## Exercise aim
Go through the listing below and gather every line with the word "AgNO".
- - - - - - -
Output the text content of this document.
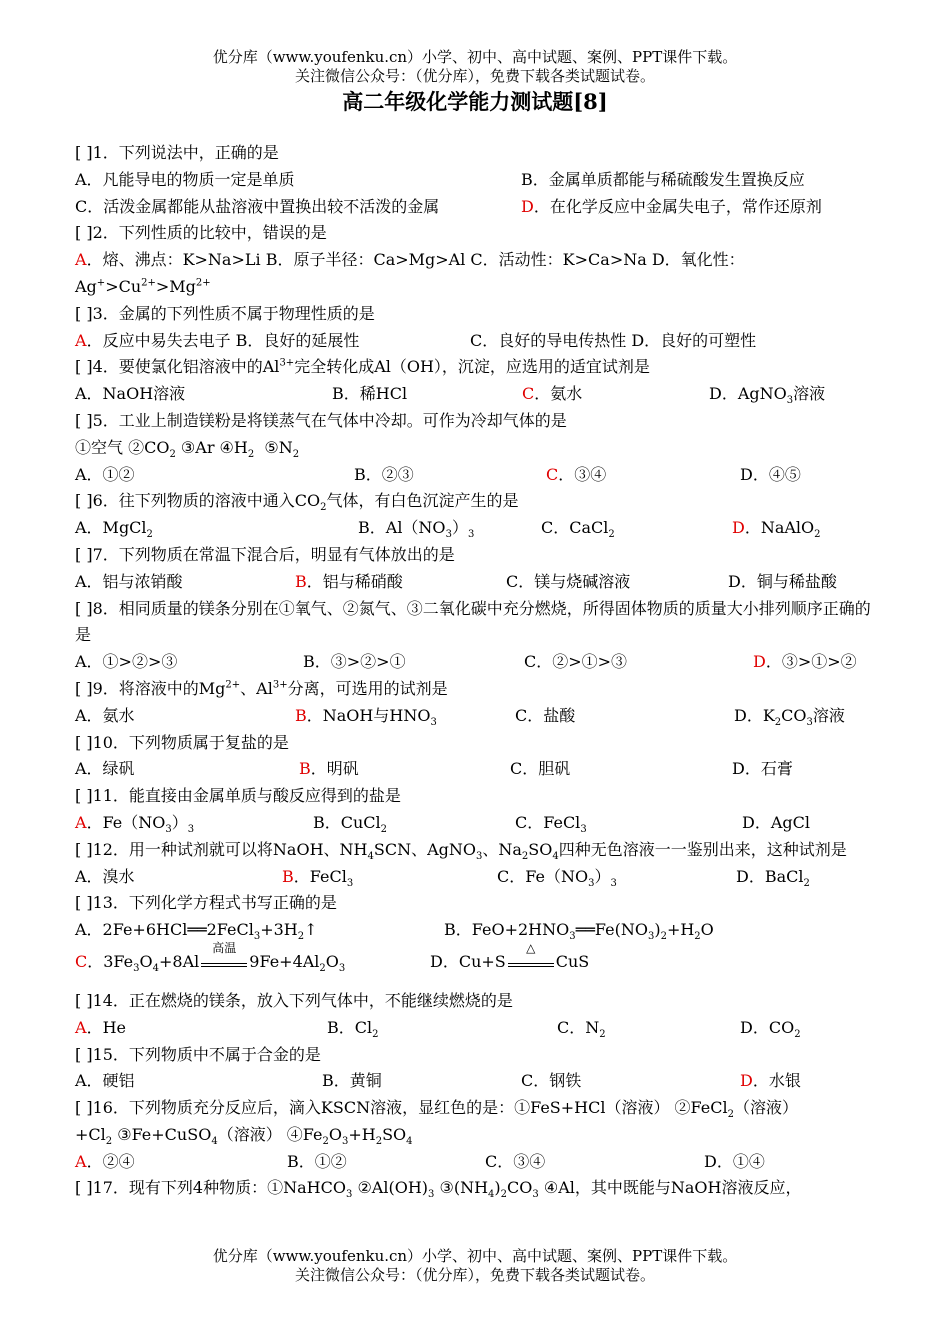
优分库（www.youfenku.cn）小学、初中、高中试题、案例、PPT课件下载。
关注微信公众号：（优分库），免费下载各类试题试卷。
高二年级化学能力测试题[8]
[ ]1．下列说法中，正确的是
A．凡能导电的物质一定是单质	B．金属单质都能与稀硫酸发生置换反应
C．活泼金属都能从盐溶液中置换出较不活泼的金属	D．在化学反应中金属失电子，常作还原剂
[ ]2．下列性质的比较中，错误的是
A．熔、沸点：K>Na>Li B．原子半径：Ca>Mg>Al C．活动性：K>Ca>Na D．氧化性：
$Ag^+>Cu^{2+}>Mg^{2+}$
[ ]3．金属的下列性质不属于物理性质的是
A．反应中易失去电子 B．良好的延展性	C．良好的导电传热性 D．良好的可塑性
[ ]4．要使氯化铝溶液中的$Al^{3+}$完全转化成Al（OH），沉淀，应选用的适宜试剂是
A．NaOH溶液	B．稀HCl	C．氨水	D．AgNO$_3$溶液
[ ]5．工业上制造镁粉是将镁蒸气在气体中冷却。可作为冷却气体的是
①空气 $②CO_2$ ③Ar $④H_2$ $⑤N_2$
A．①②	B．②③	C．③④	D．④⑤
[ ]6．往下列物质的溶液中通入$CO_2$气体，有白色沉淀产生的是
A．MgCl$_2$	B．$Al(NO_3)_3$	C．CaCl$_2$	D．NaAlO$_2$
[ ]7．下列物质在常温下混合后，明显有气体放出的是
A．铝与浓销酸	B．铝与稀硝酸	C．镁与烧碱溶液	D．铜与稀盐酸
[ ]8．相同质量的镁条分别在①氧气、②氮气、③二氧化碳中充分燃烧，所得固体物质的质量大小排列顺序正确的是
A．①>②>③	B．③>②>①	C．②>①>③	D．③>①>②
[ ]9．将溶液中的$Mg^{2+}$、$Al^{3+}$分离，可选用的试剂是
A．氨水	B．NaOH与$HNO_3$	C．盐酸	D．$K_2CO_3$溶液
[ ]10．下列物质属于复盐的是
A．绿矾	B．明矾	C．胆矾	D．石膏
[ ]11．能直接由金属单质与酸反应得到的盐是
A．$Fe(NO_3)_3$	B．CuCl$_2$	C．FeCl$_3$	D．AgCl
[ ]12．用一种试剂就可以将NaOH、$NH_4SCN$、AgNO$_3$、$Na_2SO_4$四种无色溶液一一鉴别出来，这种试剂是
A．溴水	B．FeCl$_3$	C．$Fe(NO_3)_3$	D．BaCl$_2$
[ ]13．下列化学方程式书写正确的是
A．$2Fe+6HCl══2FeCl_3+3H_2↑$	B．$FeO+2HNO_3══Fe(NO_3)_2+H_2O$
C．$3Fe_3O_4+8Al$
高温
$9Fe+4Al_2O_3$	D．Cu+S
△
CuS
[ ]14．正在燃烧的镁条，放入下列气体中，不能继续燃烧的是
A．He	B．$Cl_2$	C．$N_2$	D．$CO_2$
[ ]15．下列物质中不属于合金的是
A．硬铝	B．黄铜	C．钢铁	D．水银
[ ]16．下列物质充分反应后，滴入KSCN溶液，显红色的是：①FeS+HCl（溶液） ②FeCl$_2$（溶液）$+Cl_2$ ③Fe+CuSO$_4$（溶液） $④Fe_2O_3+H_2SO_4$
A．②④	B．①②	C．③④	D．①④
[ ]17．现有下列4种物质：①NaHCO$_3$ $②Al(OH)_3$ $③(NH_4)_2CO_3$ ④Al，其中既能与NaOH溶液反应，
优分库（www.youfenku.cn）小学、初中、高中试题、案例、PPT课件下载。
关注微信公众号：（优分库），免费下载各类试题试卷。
- - - - - - -
## Full response
A．NaOH溶液	B．稀HCl	C．氨水	D．AgNO$_3$溶液
[ ]12．用一种试剂就可以将NaOH、$NH_4SCN$、AgNO$_3$、$Na_2SO_4$四种无色溶液一一鉴别出来，这种试剂是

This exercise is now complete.